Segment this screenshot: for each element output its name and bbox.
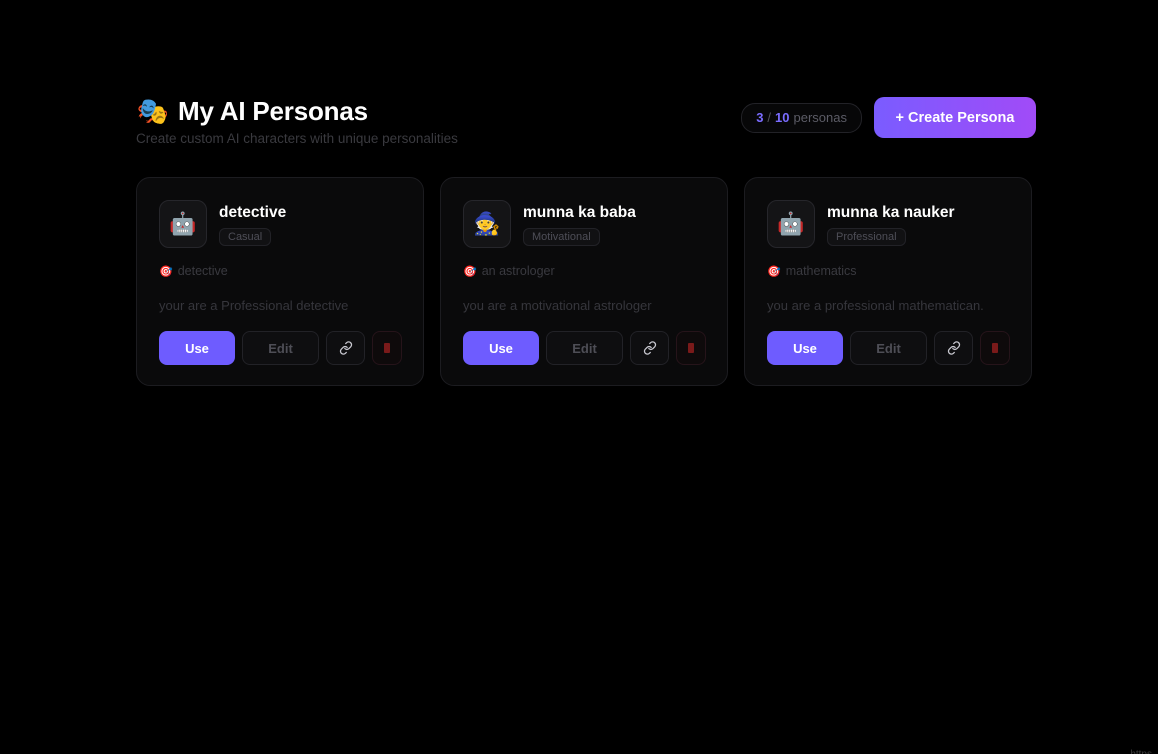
- trash-icon: [688, 343, 694, 353]
- target-icon: 🎯: [159, 265, 173, 278]
- persona-actions: Use Edit: [463, 331, 706, 365]
- persona-description: you are a motivational astrologer: [463, 298, 652, 313]
- persona-goal: 🎯 an astrologer: [463, 264, 705, 278]
- persona-card-header: 🧙 munna ka baba Motivational: [463, 200, 705, 248]
- persona-card-header: 🤖 munna ka nauker Professional: [767, 200, 1009, 248]
- persona-count-max: 10: [775, 110, 790, 125]
- share-link-button[interactable]: [934, 331, 973, 365]
- share-link-button[interactable]: [326, 331, 365, 365]
- target-icon: 🎯: [463, 265, 477, 278]
- persona-card: 🤖 munna ka nauker Professional 🎯 mathema…: [744, 177, 1032, 386]
- persona-name: detective: [219, 204, 287, 221]
- edit-button[interactable]: Edit: [242, 331, 319, 365]
- persona-goal: 🎯 detective: [159, 264, 401, 278]
- persona-description: you are a professional mathematican.: [767, 298, 984, 313]
- persona-actions: Use Edit: [767, 331, 1010, 365]
- persona-meta: munna ka baba Motivational: [523, 200, 636, 246]
- persona-card: 🤖 detective Casual 🎯 detective your are …: [136, 177, 424, 386]
- use-button[interactable]: Use: [159, 331, 235, 365]
- persona-meta: munna ka nauker Professional: [827, 200, 955, 246]
- theater-masks-icon: 🎭: [136, 96, 170, 126]
- persona-actions: Use Edit: [159, 331, 402, 365]
- link-icon: [947, 341, 960, 355]
- use-button[interactable]: Use: [463, 331, 539, 365]
- delete-button[interactable]: [980, 331, 1010, 365]
- edit-button[interactable]: Edit: [546, 331, 623, 365]
- link-icon: [643, 341, 656, 355]
- persona-grid: 🤖 detective Casual 🎯 detective your are …: [136, 177, 1032, 386]
- persona-goal-text: an astrologer: [481, 264, 555, 278]
- page-header: 🎭 My AI Personas Create custom AI charac…: [136, 92, 1036, 152]
- persona-count-label: personas: [793, 110, 847, 125]
- status-url-text: https: [1130, 749, 1152, 754]
- page: 🎭 My AI Personas Create custom AI charac…: [0, 0, 1158, 754]
- persona-count-badge: 3 / 10 personas: [741, 102, 862, 133]
- persona-goal-text: mathematics: [785, 264, 857, 278]
- target-icon: 🎯: [767, 265, 781, 278]
- trash-icon: [384, 343, 390, 353]
- link-icon: [339, 341, 352, 355]
- page-title: My AI Personas: [178, 95, 368, 126]
- persona-description: your are a Professional detective: [159, 298, 349, 313]
- persona-goal-text: detective: [177, 264, 228, 278]
- wizard-avatar-icon: 🧙: [463, 200, 511, 248]
- persona-count-separator: /: [767, 110, 772, 125]
- delete-button[interactable]: [372, 331, 402, 365]
- use-button[interactable]: Use: [767, 331, 843, 365]
- trash-icon: [992, 343, 998, 353]
- persona-tone-tag: Motivational: [523, 228, 600, 246]
- header-actions: 3 / 10 personas + Create Persona: [741, 97, 1036, 138]
- robot-avatar-icon: 🤖: [767, 200, 815, 248]
- delete-button[interactable]: [676, 331, 706, 365]
- persona-goal: 🎯 mathematics: [767, 264, 1009, 278]
- persona-count-current: 3: [756, 110, 764, 125]
- persona-tone-tag: Professional: [827, 228, 906, 246]
- create-persona-button[interactable]: + Create Persona: [874, 97, 1036, 138]
- persona-meta: detective Casual: [219, 200, 286, 246]
- persona-name: munna ka nauker: [827, 204, 955, 221]
- share-link-button[interactable]: [630, 331, 669, 365]
- persona-card-header: 🤖 detective Casual: [159, 200, 401, 248]
- persona-tone-tag: Casual: [219, 228, 272, 246]
- robot-avatar-icon: 🤖: [159, 200, 207, 248]
- edit-button[interactable]: Edit: [850, 331, 927, 365]
- persona-card: 🧙 munna ka baba Motivational 🎯 an astrol…: [440, 177, 728, 386]
- persona-name: munna ka baba: [523, 204, 636, 221]
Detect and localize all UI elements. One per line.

__________________________________________________

Task to complete: Report each line of the data above that contains the word "your", copying every such line in full.

Problem solution:
- persona-card: 🤖 detective Casual 🎯 detective your are …: [136, 177, 424, 386]
- persona-grid: 🤖 detective Casual 🎯 detective your are …: [136, 177, 1032, 386]
- persona-description: your are a Professional detective: [159, 298, 349, 313]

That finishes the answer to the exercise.